PROBLEM DETAILS: From the records below, copy every line that contains the word "Layer".
_ _ _
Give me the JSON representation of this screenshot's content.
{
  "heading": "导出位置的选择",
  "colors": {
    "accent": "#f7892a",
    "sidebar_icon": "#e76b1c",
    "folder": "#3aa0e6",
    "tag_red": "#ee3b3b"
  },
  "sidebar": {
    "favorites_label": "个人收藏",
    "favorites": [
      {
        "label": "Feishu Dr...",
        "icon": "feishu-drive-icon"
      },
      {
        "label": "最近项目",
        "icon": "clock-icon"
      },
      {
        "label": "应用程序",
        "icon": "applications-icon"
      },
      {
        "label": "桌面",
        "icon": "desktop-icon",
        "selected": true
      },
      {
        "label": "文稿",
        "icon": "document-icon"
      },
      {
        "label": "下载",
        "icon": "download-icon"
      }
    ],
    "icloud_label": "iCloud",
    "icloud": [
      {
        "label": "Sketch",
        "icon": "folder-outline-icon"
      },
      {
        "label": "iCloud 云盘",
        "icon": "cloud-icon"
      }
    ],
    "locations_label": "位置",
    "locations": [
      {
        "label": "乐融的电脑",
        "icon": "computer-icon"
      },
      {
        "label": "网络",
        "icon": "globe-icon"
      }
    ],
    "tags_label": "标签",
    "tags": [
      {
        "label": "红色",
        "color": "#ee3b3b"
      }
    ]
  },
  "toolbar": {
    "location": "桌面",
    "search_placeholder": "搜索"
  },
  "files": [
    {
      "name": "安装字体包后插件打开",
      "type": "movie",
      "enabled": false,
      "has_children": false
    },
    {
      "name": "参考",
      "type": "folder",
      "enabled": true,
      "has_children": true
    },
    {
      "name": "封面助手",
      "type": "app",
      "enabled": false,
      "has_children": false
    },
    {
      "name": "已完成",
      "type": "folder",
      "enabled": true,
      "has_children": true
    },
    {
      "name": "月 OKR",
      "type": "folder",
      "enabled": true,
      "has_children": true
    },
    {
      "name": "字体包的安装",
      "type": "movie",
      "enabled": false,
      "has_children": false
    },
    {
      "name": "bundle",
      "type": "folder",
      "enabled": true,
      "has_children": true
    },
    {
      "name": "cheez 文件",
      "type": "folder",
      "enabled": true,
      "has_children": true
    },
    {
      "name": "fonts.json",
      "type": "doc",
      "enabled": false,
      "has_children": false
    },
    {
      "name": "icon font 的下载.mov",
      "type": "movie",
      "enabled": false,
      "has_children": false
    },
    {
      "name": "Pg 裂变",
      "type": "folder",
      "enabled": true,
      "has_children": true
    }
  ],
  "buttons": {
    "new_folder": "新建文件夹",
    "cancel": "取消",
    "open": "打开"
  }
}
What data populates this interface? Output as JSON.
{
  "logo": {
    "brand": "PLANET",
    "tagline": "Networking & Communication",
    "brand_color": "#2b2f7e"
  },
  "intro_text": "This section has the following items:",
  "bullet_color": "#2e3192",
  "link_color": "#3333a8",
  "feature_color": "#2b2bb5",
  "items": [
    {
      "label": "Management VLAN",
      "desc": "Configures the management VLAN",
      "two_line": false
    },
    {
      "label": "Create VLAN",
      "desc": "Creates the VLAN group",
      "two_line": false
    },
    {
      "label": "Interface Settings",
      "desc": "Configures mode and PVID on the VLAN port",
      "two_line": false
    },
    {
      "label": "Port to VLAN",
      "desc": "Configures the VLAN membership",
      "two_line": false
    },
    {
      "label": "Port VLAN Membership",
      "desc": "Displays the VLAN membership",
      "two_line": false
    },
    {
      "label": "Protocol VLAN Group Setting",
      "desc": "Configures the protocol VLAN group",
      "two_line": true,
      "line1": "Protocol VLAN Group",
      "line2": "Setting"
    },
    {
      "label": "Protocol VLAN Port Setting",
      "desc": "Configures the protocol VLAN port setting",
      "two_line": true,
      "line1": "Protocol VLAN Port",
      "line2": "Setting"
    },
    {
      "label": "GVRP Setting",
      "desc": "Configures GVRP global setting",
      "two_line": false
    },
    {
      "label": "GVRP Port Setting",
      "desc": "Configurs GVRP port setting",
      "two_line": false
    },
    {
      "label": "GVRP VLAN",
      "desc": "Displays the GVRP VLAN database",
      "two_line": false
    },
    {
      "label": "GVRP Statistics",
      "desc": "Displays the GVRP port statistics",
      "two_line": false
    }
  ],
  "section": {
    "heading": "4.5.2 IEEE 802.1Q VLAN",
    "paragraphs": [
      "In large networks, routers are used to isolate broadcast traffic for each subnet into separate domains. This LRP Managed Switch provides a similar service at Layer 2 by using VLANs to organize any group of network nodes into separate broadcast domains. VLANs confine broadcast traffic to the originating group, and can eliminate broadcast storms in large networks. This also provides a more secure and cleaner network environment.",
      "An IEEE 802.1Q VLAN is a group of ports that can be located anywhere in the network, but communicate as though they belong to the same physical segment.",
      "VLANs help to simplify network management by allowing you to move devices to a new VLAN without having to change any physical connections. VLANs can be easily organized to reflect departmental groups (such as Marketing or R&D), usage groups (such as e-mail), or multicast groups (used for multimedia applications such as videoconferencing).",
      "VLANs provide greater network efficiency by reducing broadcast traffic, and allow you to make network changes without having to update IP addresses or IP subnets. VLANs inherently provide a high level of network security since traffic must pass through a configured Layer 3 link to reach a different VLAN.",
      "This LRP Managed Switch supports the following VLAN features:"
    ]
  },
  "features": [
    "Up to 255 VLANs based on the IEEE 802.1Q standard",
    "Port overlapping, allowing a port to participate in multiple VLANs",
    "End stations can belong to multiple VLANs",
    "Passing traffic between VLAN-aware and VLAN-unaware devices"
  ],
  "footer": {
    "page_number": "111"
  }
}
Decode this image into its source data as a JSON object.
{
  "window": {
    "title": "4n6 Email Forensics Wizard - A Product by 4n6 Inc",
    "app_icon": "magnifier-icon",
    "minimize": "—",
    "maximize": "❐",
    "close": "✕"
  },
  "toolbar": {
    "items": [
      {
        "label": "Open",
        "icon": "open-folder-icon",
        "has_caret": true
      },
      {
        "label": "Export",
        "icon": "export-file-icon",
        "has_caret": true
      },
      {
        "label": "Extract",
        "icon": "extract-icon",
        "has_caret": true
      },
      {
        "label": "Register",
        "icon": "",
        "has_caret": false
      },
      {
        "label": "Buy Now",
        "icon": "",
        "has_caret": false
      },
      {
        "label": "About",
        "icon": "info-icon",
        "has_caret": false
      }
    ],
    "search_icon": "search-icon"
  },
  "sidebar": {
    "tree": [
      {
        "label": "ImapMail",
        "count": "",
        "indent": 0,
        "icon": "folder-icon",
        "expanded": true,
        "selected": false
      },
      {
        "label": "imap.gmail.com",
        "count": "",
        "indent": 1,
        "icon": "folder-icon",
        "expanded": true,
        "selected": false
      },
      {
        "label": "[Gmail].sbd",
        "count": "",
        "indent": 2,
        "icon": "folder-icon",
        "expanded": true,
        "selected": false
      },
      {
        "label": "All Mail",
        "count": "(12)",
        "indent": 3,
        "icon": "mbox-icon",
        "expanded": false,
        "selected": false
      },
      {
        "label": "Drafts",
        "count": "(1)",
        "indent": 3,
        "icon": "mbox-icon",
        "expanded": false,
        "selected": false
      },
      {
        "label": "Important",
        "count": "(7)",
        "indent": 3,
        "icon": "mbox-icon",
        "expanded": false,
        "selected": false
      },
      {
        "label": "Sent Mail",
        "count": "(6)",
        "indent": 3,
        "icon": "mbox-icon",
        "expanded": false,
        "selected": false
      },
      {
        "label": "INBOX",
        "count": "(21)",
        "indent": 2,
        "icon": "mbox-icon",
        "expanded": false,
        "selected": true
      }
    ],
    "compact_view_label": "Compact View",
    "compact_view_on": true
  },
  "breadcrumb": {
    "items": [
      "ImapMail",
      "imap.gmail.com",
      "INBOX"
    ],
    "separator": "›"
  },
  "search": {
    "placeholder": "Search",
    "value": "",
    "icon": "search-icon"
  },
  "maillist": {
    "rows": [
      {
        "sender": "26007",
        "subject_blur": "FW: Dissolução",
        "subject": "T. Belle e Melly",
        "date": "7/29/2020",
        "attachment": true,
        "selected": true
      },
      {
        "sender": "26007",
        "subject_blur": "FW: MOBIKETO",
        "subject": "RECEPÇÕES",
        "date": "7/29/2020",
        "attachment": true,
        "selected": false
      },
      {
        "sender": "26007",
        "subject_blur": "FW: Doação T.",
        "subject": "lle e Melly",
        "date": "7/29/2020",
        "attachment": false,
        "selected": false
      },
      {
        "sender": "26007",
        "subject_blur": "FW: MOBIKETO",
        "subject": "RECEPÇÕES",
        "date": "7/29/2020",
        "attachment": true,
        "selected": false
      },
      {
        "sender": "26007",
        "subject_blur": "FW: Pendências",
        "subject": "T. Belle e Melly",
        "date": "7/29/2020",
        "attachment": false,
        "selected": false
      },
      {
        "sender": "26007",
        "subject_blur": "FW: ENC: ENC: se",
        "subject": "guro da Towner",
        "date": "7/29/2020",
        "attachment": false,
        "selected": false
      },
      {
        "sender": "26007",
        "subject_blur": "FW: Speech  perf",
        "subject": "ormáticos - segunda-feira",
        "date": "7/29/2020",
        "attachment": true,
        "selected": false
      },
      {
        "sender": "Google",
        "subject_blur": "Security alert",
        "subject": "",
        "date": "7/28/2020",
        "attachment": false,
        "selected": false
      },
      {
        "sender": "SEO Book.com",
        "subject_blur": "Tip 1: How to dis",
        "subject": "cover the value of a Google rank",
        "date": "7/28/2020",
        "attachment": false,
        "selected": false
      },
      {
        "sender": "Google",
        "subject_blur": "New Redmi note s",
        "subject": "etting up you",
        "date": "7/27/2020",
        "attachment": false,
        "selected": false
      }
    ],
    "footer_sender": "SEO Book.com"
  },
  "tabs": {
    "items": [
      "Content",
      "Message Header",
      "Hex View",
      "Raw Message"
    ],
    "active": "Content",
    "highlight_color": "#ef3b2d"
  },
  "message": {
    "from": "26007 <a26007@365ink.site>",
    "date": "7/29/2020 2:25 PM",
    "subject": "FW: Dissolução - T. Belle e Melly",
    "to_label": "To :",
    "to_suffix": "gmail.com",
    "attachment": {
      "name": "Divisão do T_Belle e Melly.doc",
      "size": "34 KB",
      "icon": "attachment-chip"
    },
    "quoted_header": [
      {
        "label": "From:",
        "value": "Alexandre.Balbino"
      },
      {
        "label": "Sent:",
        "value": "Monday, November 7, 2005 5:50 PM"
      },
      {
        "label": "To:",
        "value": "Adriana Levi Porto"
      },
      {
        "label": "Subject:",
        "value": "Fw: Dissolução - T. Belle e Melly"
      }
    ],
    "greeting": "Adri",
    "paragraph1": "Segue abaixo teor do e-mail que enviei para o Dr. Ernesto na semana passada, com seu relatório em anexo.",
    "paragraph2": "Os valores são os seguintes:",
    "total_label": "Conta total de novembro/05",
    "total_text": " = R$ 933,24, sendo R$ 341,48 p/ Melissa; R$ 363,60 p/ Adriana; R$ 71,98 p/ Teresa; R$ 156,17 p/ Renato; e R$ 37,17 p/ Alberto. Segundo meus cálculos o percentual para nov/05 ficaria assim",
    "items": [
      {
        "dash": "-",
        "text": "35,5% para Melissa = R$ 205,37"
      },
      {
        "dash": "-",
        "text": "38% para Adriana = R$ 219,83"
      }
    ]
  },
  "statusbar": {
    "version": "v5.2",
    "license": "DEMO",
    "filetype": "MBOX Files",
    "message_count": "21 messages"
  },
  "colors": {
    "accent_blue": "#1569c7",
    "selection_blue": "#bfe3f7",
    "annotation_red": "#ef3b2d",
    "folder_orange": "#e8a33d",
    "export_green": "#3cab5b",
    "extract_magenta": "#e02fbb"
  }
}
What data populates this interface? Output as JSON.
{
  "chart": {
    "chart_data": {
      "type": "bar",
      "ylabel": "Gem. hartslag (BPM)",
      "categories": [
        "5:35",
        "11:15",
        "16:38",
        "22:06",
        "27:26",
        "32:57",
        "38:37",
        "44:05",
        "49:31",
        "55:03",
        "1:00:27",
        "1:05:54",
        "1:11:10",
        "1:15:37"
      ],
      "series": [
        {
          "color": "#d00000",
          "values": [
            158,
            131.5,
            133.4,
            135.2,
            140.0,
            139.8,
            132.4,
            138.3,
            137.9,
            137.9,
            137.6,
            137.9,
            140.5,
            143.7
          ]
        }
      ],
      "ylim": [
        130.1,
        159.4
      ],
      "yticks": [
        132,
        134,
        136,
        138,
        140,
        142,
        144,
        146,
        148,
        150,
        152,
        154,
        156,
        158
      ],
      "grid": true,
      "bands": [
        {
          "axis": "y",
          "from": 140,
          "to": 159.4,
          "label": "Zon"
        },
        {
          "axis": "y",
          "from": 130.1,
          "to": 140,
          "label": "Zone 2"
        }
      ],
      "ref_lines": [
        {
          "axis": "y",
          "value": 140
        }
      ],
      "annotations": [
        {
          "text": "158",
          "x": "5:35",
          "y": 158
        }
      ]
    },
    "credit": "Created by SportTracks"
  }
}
_ _ _
FULL RESPONSE:
      "In large networks, routers are used to isolate broadcast traffic for each subnet into separate domains. This LRP Managed Switch provides a similar service at Layer 2 by using VLANs to organize any group of network nodes into separate broadcast domains. VLANs confine broadcast traffic to the originating group, and can eliminate broadcast storms in large networks. This also provides a more secure and cleaner network environment.",
      "VLANs provide greater network efficiency by reducing broadcast traffic, and allow you to make network changes without having to update IP addresses or IP subnets. VLANs inherently provide a high level of network security since traffic must pass through a configured Layer 3 link to reach a different VLAN.",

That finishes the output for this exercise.